Given instruction a: Which usernames posted in the forum thread on raising salt level below? List every one.
━━ Selected passage
# raising salt level



## PuterChickFL (Feb 23, 2010)

I've been adding salt to the tank every day and I cannot get the level over 1.016 no matter how much salt I'm adding. is the rock absorbing it or something? what am i missing?


----------



## emc7 (Jul 23, 2005)

Are you getting a nice white crust on anything?


----------



## funlad3 (Oct 9, 2010)

What are you measuring your salinity with? It's likely you just have a faulty hydrometer. Refractometers are much more accurate and are onl around $25-$30.


----------



## kay-bee (Dec 6, 2006)

PuterChickFL said:


> I've been adding salt to the tank every day and I cannot get the level over 1.016 no matter how much salt I'm adding.


How much salt are you adding everyday?

Very approximately (depending on variables such as water temperature, marine salt brand, etc), *1/2 cup of marine salt per gallon of tank volume *will achieve a salinity of about 1.020 SG (again, depending on variables). 

I believe your tank is a 44gal so total (not taking water volume that's been displaced by rock, etc) there should be about 22 cups of salt in the tank (give or take a few depending on variables and target salinity).

Very roughly, you're short a few cups of salt (~5.5 cups).

If there are no life forms in the tank try adding a cup or two of salt a day until target salinity is attained (*ideally*, marine salt should be added into the tank as saltwater, mixed in a separate container, rather than directly as dry salt added directly into the tank).

Alternatively, you can mix a new batch of saltwater at 1.030SG and top off with that water until target salinity is attained.
━━━━
━━ Data shown
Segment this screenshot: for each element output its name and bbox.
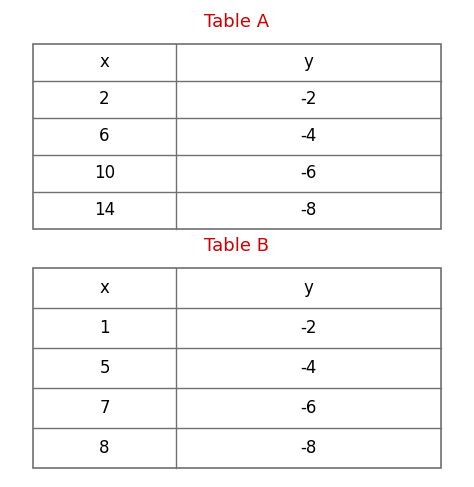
- Text: -2: -2: [300, 91, 317, 108]
- Text: 7: 7: [99, 399, 110, 416]
- Text: 6: 6: [99, 128, 110, 145]
- Bar: [33, 44, 441, 229]
- Bar: [33, 268, 441, 468]
- Text: 5: 5: [99, 359, 110, 376]
- Text: x: x: [100, 54, 109, 71]
- Text: 1: 1: [99, 319, 110, 337]
- Text: Table A: Table A: [204, 13, 270, 31]
- Text: -4: -4: [300, 128, 317, 145]
- Text: 10: 10: [94, 165, 115, 182]
- Text: x: x: [100, 279, 109, 297]
- Text: -6: -6: [300, 165, 317, 182]
- Text: Table B: Table B: [204, 237, 270, 255]
- Text: y: y: [303, 54, 313, 71]
- Text: 14: 14: [94, 202, 115, 219]
- Text: y: y: [303, 279, 313, 297]
- Text: -8: -8: [300, 202, 317, 219]
- Text: -6: -6: [300, 399, 317, 416]
- Text: -8: -8: [300, 439, 317, 456]
- Text: -4: -4: [300, 359, 317, 376]
- Text: 8: 8: [99, 439, 110, 456]
- Text: -2: -2: [300, 319, 317, 337]
- Text: 2: 2: [99, 91, 110, 108]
━━━━
Given instruction b: Duplicate every line of the records above exactly, leaving the picture out of your answer.

Task solution a: PuterChickFL, emc7, funlad3, kay-bee

Task solution b:
Segment this screenshot: for each element output its name and bbox.
- Text: -2: -2: [300, 91, 317, 108]
- Text: 7: 7: [99, 399, 110, 416]
- Text: 6: 6: [99, 128, 110, 145]
- Bar: [33, 44, 441, 229]
- Bar: [33, 268, 441, 468]
- Text: 5: 5: [99, 359, 110, 376]
- Text: x: x: [100, 54, 109, 71]
- Text: 1: 1: [99, 319, 110, 337]
- Text: Table A: Table A: [204, 13, 270, 31]
- Text: -4: -4: [300, 128, 317, 145]
- Text: 10: 10: [94, 165, 115, 182]
- Text: x: x: [100, 279, 109, 297]
- Text: -6: -6: [300, 165, 317, 182]
- Text: Table B: Table B: [204, 237, 270, 255]
- Text: y: y: [303, 54, 313, 71]
- Text: 14: 14: [94, 202, 115, 219]
- Text: y: y: [303, 279, 313, 297]
- Text: -8: -8: [300, 202, 317, 219]
- Text: -6: -6: [300, 399, 317, 416]
- Text: -8: -8: [300, 439, 317, 456]
- Text: -4: -4: [300, 359, 317, 376]
- Text: 8: 8: [99, 439, 110, 456]
- Text: -2: -2: [300, 319, 317, 337]
- Text: 2: 2: [99, 91, 110, 108]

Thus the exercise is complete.